Data entries for graphics
--------------------

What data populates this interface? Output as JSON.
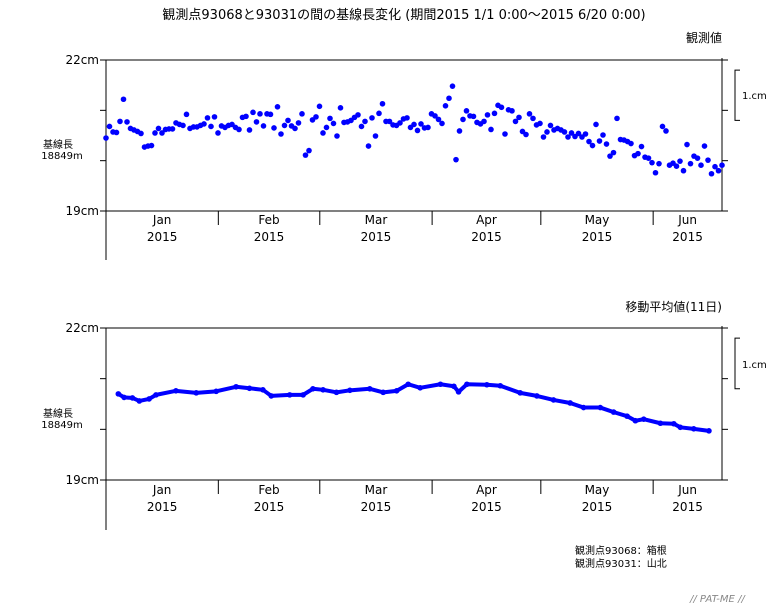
{
  "chart_data": {
    "title": "観測点93068と93031の間の基線長変化 (期間2015 1/1 0:00〜2015 6/20 0:00)",
    "x_range_days": [
      0,
      170
    ],
    "months": [
      {
        "label": "Jan",
        "year": "2015",
        "start_day": 0,
        "end_day": 31
      },
      {
        "label": "Feb",
        "year": "2015",
        "start_day": 31,
        "end_day": 59
      },
      {
        "label": "Mar",
        "year": "2015",
        "start_day": 59,
        "end_day": 90
      },
      {
        "label": "Apr",
        "year": "2015",
        "start_day": 90,
        "end_day": 120
      },
      {
        "label": "May",
        "year": "2015",
        "start_day": 120,
        "end_day": 151
      },
      {
        "label": "Jun",
        "year": "2015",
        "start_day": 151,
        "end_day": 170
      }
    ],
    "charts": [
      {
        "name": "observed",
        "type": "scatter",
        "panel_title": "観測値",
        "ylabel": "基線長",
        "ylabel_sub": "18849m",
        "ytick_top": "22cm",
        "ytick_bottom": "19cm",
        "ylim": [
          19,
          22
        ],
        "scale_label": "1.cm",
        "color": "#0000ff",
        "values": [
          20.45,
          20.68,
          20.57,
          20.56,
          20.78,
          21.22,
          20.77,
          20.64,
          20.61,
          20.58,
          20.54,
          20.27,
          20.29,
          20.3,
          20.55,
          20.64,
          20.55,
          20.62,
          20.63,
          20.63,
          20.75,
          20.72,
          20.7,
          20.92,
          20.64,
          20.67,
          20.67,
          20.7,
          20.73,
          20.85,
          20.68,
          20.87,
          20.55,
          20.69,
          20.66,
          20.7,
          20.72,
          20.66,
          20.62,
          20.86,
          20.88,
          20.61,
          20.96,
          20.77,
          20.93,
          20.69,
          20.93,
          20.92,
          20.65,
          21.07,
          20.53,
          20.7,
          20.8,
          20.69,
          20.64,
          20.75,
          20.93,
          20.11,
          20.2,
          20.81,
          20.87,
          21.08,
          20.55,
          20.66,
          20.84,
          20.74,
          20.49,
          21.05,
          20.76,
          20.77,
          20.8,
          20.86,
          20.91,
          20.68,
          20.78,
          20.29,
          20.85,
          20.49,
          20.94,
          21.13,
          20.78,
          20.78,
          20.71,
          20.7,
          20.75,
          20.83,
          20.85,
          20.66,
          20.72,
          20.6,
          20.73,
          20.65,
          20.66,
          20.93,
          20.89,
          20.82,
          20.74,
          21.09,
          21.24,
          21.48,
          20.02,
          20.59,
          20.82,
          20.99,
          20.89,
          20.88,
          20.76,
          20.73,
          20.78,
          20.91,
          20.62,
          20.94,
          21.1,
          21.06,
          20.53,
          21.01,
          20.99,
          20.78,
          20.86,
          20.58,
          20.52,
          20.93,
          20.84,
          20.71,
          20.74,
          20.47,
          20.57,
          20.7,
          20.61,
          20.64,
          20.61,
          20.57,
          20.47,
          20.55,
          20.48,
          20.54,
          20.47,
          20.53,
          20.38,
          20.3,
          20.72,
          20.39,
          20.51,
          20.33,
          20.09,
          20.16,
          20.84,
          20.42,
          20.41,
          20.38,
          20.34,
          20.1,
          20.14,
          20.28,
          20.07,
          20.05,
          19.96,
          19.76,
          19.94,
          20.68,
          20.59,
          19.91,
          19.95,
          19.89,
          19.99,
          19.8,
          20.32,
          19.94,
          20.09,
          20.05,
          19.91,
          20.29,
          20.01,
          19.74,
          19.88,
          19.8,
          19.91
        ]
      },
      {
        "name": "moving-average",
        "type": "line",
        "panel_title": "移動平均値(11日)",
        "ylabel": "基線長",
        "ylabel_sub": "18849m",
        "ytick_top": "22cm",
        "ytick_bottom": "19cm",
        "ylim": [
          19,
          22
        ],
        "scale_label": "1.cm",
        "color": "#0000ff",
        "points": [
          [
            3.4,
            20.7
          ],
          [
            5.0,
            20.63
          ],
          [
            7.3,
            20.62
          ],
          [
            9.2,
            20.56
          ],
          [
            11.9,
            20.6
          ],
          [
            13.8,
            20.68
          ],
          [
            19.3,
            20.76
          ],
          [
            24.9,
            20.72
          ],
          [
            30.4,
            20.75
          ],
          [
            35.9,
            20.84
          ],
          [
            39.6,
            20.81
          ],
          [
            43.3,
            20.78
          ],
          [
            45.6,
            20.66
          ],
          [
            50.7,
            20.68
          ],
          [
            54.4,
            20.68
          ],
          [
            57.1,
            20.8
          ],
          [
            59.9,
            20.78
          ],
          [
            63.6,
            20.73
          ],
          [
            67.3,
            20.77
          ],
          [
            72.8,
            20.8
          ],
          [
            76.5,
            20.73
          ],
          [
            80.2,
            20.76
          ],
          [
            83.4,
            20.89
          ],
          [
            86.7,
            20.82
          ],
          [
            92.3,
            20.89
          ],
          [
            96.0,
            20.85
          ],
          [
            97.3,
            20.74
          ],
          [
            99.6,
            20.89
          ],
          [
            105.1,
            20.88
          ],
          [
            108.8,
            20.86
          ],
          [
            114.3,
            20.72
          ],
          [
            118.9,
            20.66
          ],
          [
            123.5,
            20.58
          ],
          [
            128.1,
            20.52
          ],
          [
            131.8,
            20.43
          ],
          [
            136.4,
            20.43
          ],
          [
            140.1,
            20.34
          ],
          [
            143.8,
            20.26
          ],
          [
            146.1,
            20.17
          ],
          [
            148.4,
            20.2
          ],
          [
            153.0,
            20.12
          ],
          [
            156.7,
            20.11
          ],
          [
            158.5,
            20.04
          ],
          [
            162.2,
            20.01
          ],
          [
            166.4,
            19.97
          ]
        ]
      }
    ],
    "legend": [
      "観測点93068：箱根",
      "観測点93031：山北"
    ],
    "logo": "// PAT-ME //"
  }
}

--------------------

Goal of the exercise> Above are the records; reproduce them exactly and leave out the pictures.

The reply>
What data populates this interface? Output as JSON.
{
  "chart_data": {
    "title": "観測点93068と93031の間の基線長変化 (期間2015 1/1 0:00〜2015 6/20 0:00)",
    "x_range_days": [
      0,
      170
    ],
    "months": [
      {
        "label": "Jan",
        "year": "2015",
        "start_day": 0,
        "end_day": 31
      },
      {
        "label": "Feb",
        "year": "2015",
        "start_day": 31,
        "end_day": 59
      },
      {
        "label": "Mar",
        "year": "2015",
        "start_day": 59,
        "end_day": 90
      },
      {
        "label": "Apr",
        "year": "2015",
        "start_day": 90,
        "end_day": 120
      },
      {
        "label": "May",
        "year": "2015",
        "start_day": 120,
        "end_day": 151
      },
      {
        "label": "Jun",
        "year": "2015",
        "start_day": 151,
        "end_day": 170
      }
    ],
    "charts": [
      {
        "name": "observed",
        "type": "scatter",
        "panel_title": "観測値",
        "ylabel": "基線長",
        "ylabel_sub": "18849m",
        "ytick_top": "22cm",
        "ytick_bottom": "19cm",
        "ylim": [
          19,
          22
        ],
        "scale_label": "1.cm",
        "color": "#0000ff",
        "values": [
          20.45,
          20.68,
          20.57,
          20.56,
          20.78,
          21.22,
          20.77,
          20.64,
          20.61,
          20.58,
          20.54,
          20.27,
          20.29,
          20.3,
          20.55,
          20.64,
          20.55,
          20.62,
          20.63,
          20.63,
          20.75,
          20.72,
          20.7,
          20.92,
          20.64,
          20.67,
          20.67,
          20.7,
          20.73,
          20.85,
          20.68,
          20.87,
          20.55,
          20.69,
          20.66,
          20.7,
          20.72,
          20.66,
          20.62,
          20.86,
          20.88,
          20.61,
          20.96,
          20.77,
          20.93,
          20.69,
          20.93,
          20.92,
          20.65,
          21.07,
          20.53,
          20.7,
          20.8,
          20.69,
          20.64,
          20.75,
          20.93,
          20.11,
          20.2,
          20.81,
          20.87,
          21.08,
          20.55,
          20.66,
          20.84,
          20.74,
          20.49,
          21.05,
          20.76,
          20.77,
          20.8,
          20.86,
          20.91,
          20.68,
          20.78,
          20.29,
          20.85,
          20.49,
          20.94,
          21.13,
          20.78,
          20.78,
          20.71,
          20.7,
          20.75,
          20.83,
          20.85,
          20.66,
          20.72,
          20.6,
          20.73,
          20.65,
          20.66,
          20.93,
          20.89,
          20.82,
          20.74,
          21.09,
          21.24,
          21.48,
          20.02,
          20.59,
          20.82,
          20.99,
          20.89,
          20.88,
          20.76,
          20.73,
          20.78,
          20.91,
          20.62,
          20.94,
          21.1,
          21.06,
          20.53,
          21.01,
          20.99,
          20.78,
          20.86,
          20.58,
          20.52,
          20.93,
          20.84,
          20.71,
          20.74,
          20.47,
          20.57,
          20.7,
          20.61,
          20.64,
          20.61,
          20.57,
          20.47,
          20.55,
          20.48,
          20.54,
          20.47,
          20.53,
          20.38,
          20.3,
          20.72,
          20.39,
          20.51,
          20.33,
          20.09,
          20.16,
          20.84,
          20.42,
          20.41,
          20.38,
          20.34,
          20.1,
          20.14,
          20.28,
          20.07,
          20.05,
          19.96,
          19.76,
          19.94,
          20.68,
          20.59,
          19.91,
          19.95,
          19.89,
          19.99,
          19.8,
          20.32,
          19.94,
          20.09,
          20.05,
          19.91,
          20.29,
          20.01,
          19.74,
          19.88,
          19.8,
          19.91
        ]
      },
      {
        "name": "moving-average",
        "type": "line",
        "panel_title": "移動平均値(11日)",
        "ylabel": "基線長",
        "ylabel_sub": "18849m",
        "ytick_top": "22cm",
        "ytick_bottom": "19cm",
        "ylim": [
          19,
          22
        ],
        "scale_label": "1.cm",
        "color": "#0000ff",
        "points": [
          [
            3.4,
            20.7
          ],
          [
            5.0,
            20.63
          ],
          [
            7.3,
            20.62
          ],
          [
            9.2,
            20.56
          ],
          [
            11.9,
            20.6
          ],
          [
            13.8,
            20.68
          ],
          [
            19.3,
            20.76
          ],
          [
            24.9,
            20.72
          ],
          [
            30.4,
            20.75
          ],
          [
            35.9,
            20.84
          ],
          [
            39.6,
            20.81
          ],
          [
            43.3,
            20.78
          ],
          [
            45.6,
            20.66
          ],
          [
            50.7,
            20.68
          ],
          [
            54.4,
            20.68
          ],
          [
            57.1,
            20.8
          ],
          [
            59.9,
            20.78
          ],
          [
            63.6,
            20.73
          ],
          [
            67.3,
            20.77
          ],
          [
            72.8,
            20.8
          ],
          [
            76.5,
            20.73
          ],
          [
            80.2,
            20.76
          ],
          [
            83.4,
            20.89
          ],
          [
            86.7,
            20.82
          ],
          [
            92.3,
            20.89
          ],
          [
            96.0,
            20.85
          ],
          [
            97.3,
            20.74
          ],
          [
            99.6,
            20.89
          ],
          [
            105.1,
            20.88
          ],
          [
            108.8,
            20.86
          ],
          [
            114.3,
            20.72
          ],
          [
            118.9,
            20.66
          ],
          [
            123.5,
            20.58
          ],
          [
            128.1,
            20.52
          ],
          [
            131.8,
            20.43
          ],
          [
            136.4,
            20.43
          ],
          [
            140.1,
            20.34
          ],
          [
            143.8,
            20.26
          ],
          [
            146.1,
            20.17
          ],
          [
            148.4,
            20.2
          ],
          [
            153.0,
            20.12
          ],
          [
            156.7,
            20.11
          ],
          [
            158.5,
            20.04
          ],
          [
            162.2,
            20.01
          ],
          [
            166.4,
            19.97
          ]
        ]
      }
    ],
    "legend": [
      "観測点93068：箱根",
      "観測点93031：山北"
    ],
    "logo": "// PAT-ME //"
  }
}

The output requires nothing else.